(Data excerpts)
══════════
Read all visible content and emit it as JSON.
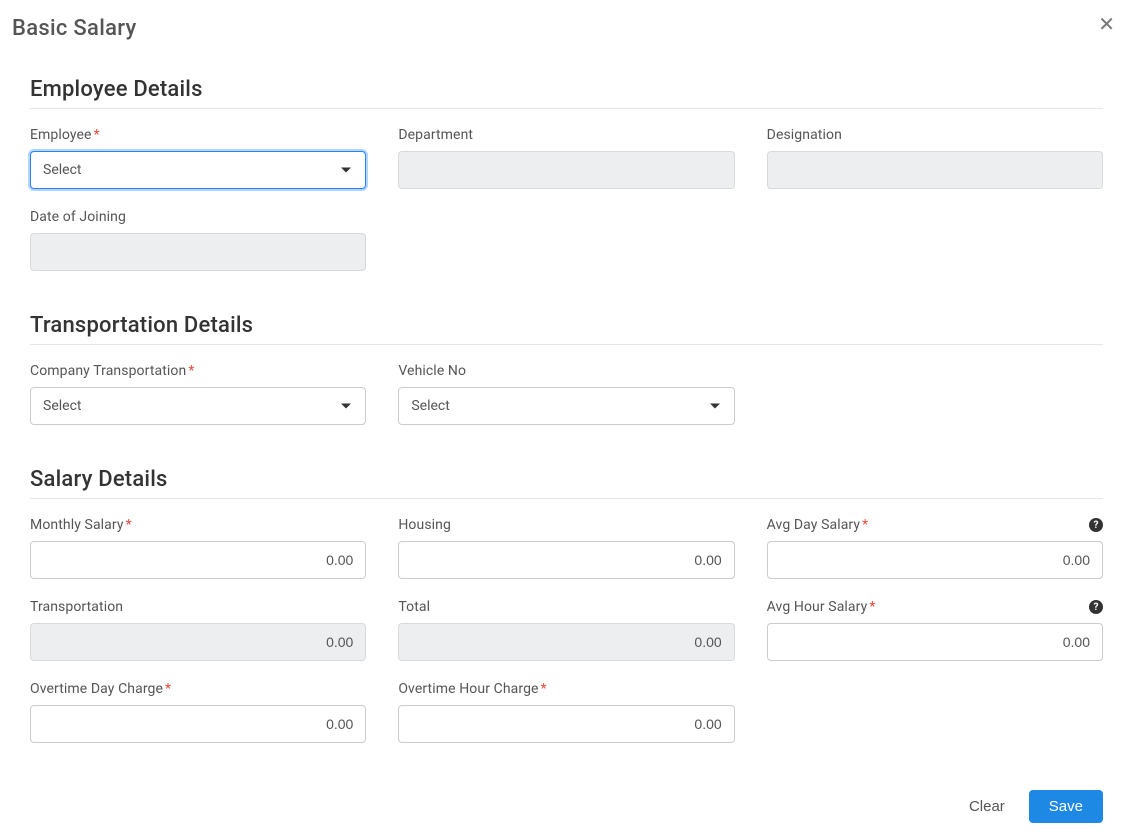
{
  "modal": {
    "title": "Basic Salary"
  },
  "sections": {
    "employee": {
      "heading": "Employee Details",
      "employee_label": "Employee",
      "employee_value": "Select",
      "department_label": "Department",
      "department_value": "",
      "designation_label": "Designation",
      "designation_value": "",
      "doj_label": "Date of Joining",
      "doj_value": ""
    },
    "transportation": {
      "heading": "Transportation Details",
      "company_trans_label": "Company Transportation",
      "company_trans_value": "Select",
      "vehicle_no_label": "Vehicle No",
      "vehicle_no_value": "Select"
    },
    "salary": {
      "heading": "Salary Details",
      "monthly_salary_label": "Monthly Salary",
      "monthly_salary_value": "0.00",
      "housing_label": "Housing",
      "housing_value": "0.00",
      "avg_day_label": "Avg Day Salary",
      "avg_day_value": "0.00",
      "transportation_label": "Transportation",
      "transportation_value": "0.00",
      "total_label": "Total",
      "total_value": "0.00",
      "avg_hour_label": "Avg Hour Salary",
      "avg_hour_value": "0.00",
      "ot_day_label": "Overtime Day Charge",
      "ot_day_value": "0.00",
      "ot_hour_label": "Overtime Hour Charge",
      "ot_hour_value": "0.00"
    }
  },
  "footer": {
    "clear_label": "Clear",
    "save_label": "Save"
  }
}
══════════
Problem description — Reproduce every line precisely as given, omitting all pictures.

Written response —
Read all visible content and emit it as JSON.
{
  "modal": {
    "title": "Basic Salary"
  },
  "sections": {
    "employee": {
      "heading": "Employee Details",
      "employee_label": "Employee",
      "employee_value": "Select",
      "department_label": "Department",
      "department_value": "",
      "designation_label": "Designation",
      "designation_value": "",
      "doj_label": "Date of Joining",
      "doj_value": ""
    },
    "transportation": {
      "heading": "Transportation Details",
      "company_trans_label": "Company Transportation",
      "company_trans_value": "Select",
      "vehicle_no_label": "Vehicle No",
      "vehicle_no_value": "Select"
    },
    "salary": {
      "heading": "Salary Details",
      "monthly_salary_label": "Monthly Salary",
      "monthly_salary_value": "0.00",
      "housing_label": "Housing",
      "housing_value": "0.00",
      "avg_day_label": "Avg Day Salary",
      "avg_day_value": "0.00",
      "transportation_label": "Transportation",
      "transportation_value": "0.00",
      "total_label": "Total",
      "total_value": "0.00",
      "avg_hour_label": "Avg Hour Salary",
      "avg_hour_value": "0.00",
      "ot_day_label": "Overtime Day Charge",
      "ot_day_value": "0.00",
      "ot_hour_label": "Overtime Hour Charge",
      "ot_hour_value": "0.00"
    }
  },
  "footer": {
    "clear_label": "Clear",
    "save_label": "Save"
  }
}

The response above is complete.